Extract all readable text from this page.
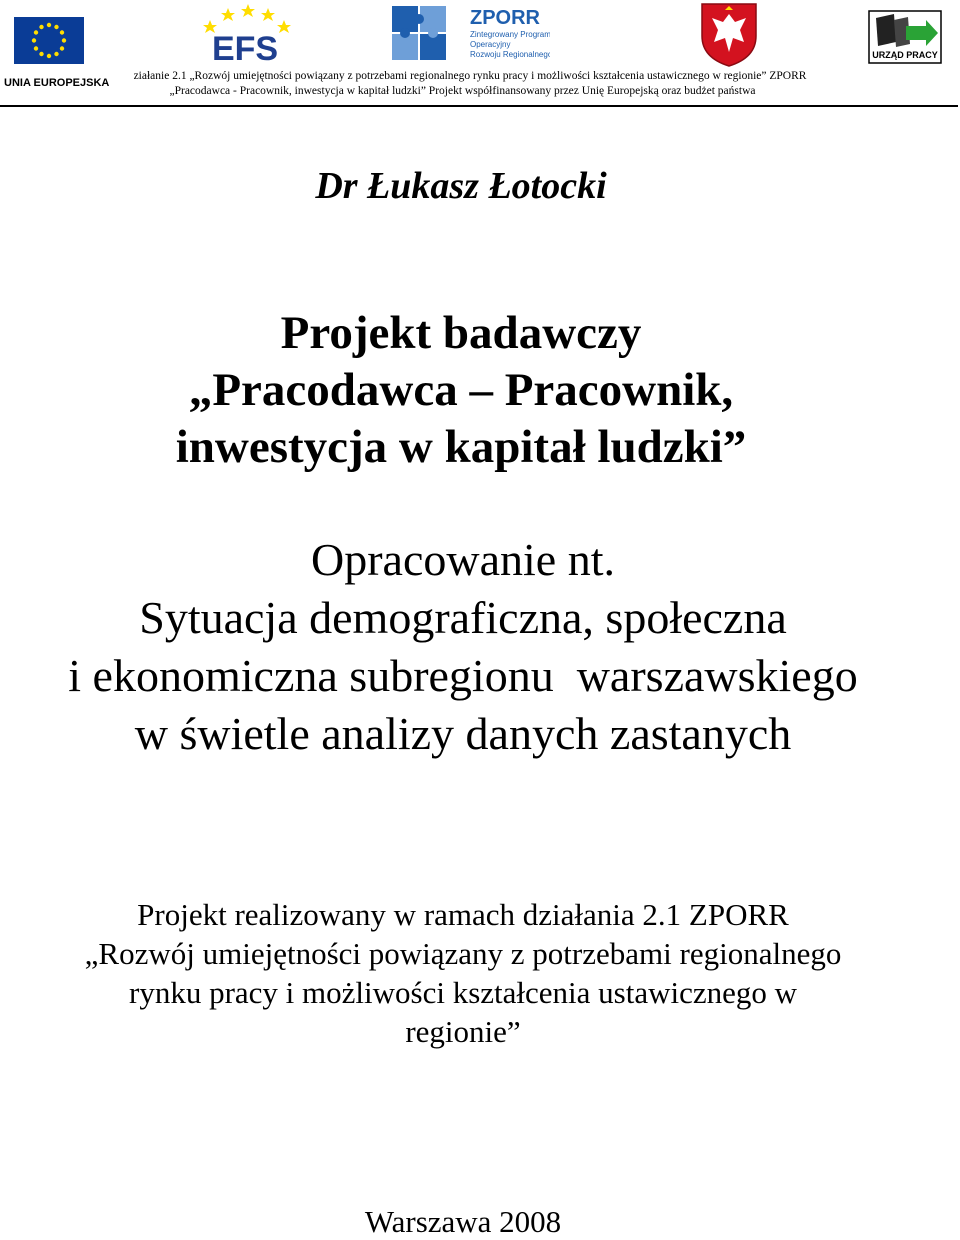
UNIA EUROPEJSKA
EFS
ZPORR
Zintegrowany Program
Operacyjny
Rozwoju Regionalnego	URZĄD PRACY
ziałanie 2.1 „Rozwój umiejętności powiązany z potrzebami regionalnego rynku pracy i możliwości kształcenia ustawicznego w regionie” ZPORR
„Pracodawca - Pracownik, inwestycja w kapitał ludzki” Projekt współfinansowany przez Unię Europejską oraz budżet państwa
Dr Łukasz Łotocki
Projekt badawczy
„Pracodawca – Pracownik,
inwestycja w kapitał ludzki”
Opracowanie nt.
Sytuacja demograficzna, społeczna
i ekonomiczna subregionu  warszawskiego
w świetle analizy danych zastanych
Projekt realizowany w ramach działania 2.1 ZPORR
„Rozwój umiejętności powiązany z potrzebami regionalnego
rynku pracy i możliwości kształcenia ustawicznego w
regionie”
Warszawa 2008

TO BE DONE: Omit the pictures. Transcribe every record exactly.

SOLUTION FOR THIS PROBLEM:
Extract all readable text from this page.
UNIA EUROPEJSKA
EFS
ZPORR
Zintegrowany Program
Operacyjny
Rozwoju Regionalnego	URZĄD PRACY
ziałanie 2.1 „Rozwój umiejętności powiązany z potrzebami regionalnego rynku pracy i możliwości kształcenia ustawicznego w regionie” ZPORR
„Pracodawca - Pracownik, inwestycja w kapitał ludzki” Projekt współfinansowany przez Unię Europejską oraz budżet państwa
Dr Łukasz Łotocki
Projekt badawczy
„Pracodawca – Pracownik,
inwestycja w kapitał ludzki”
Opracowanie nt.
Sytuacja demograficzna, społeczna
i ekonomiczna subregionu  warszawskiego
w świetle analizy danych zastanych
Projekt realizowany w ramach działania 2.1 ZPORR
„Rozwój umiejętności powiązany z potrzebami regionalnego
rynku pracy i możliwości kształcenia ustawicznego w
regionie”
Warszawa 2008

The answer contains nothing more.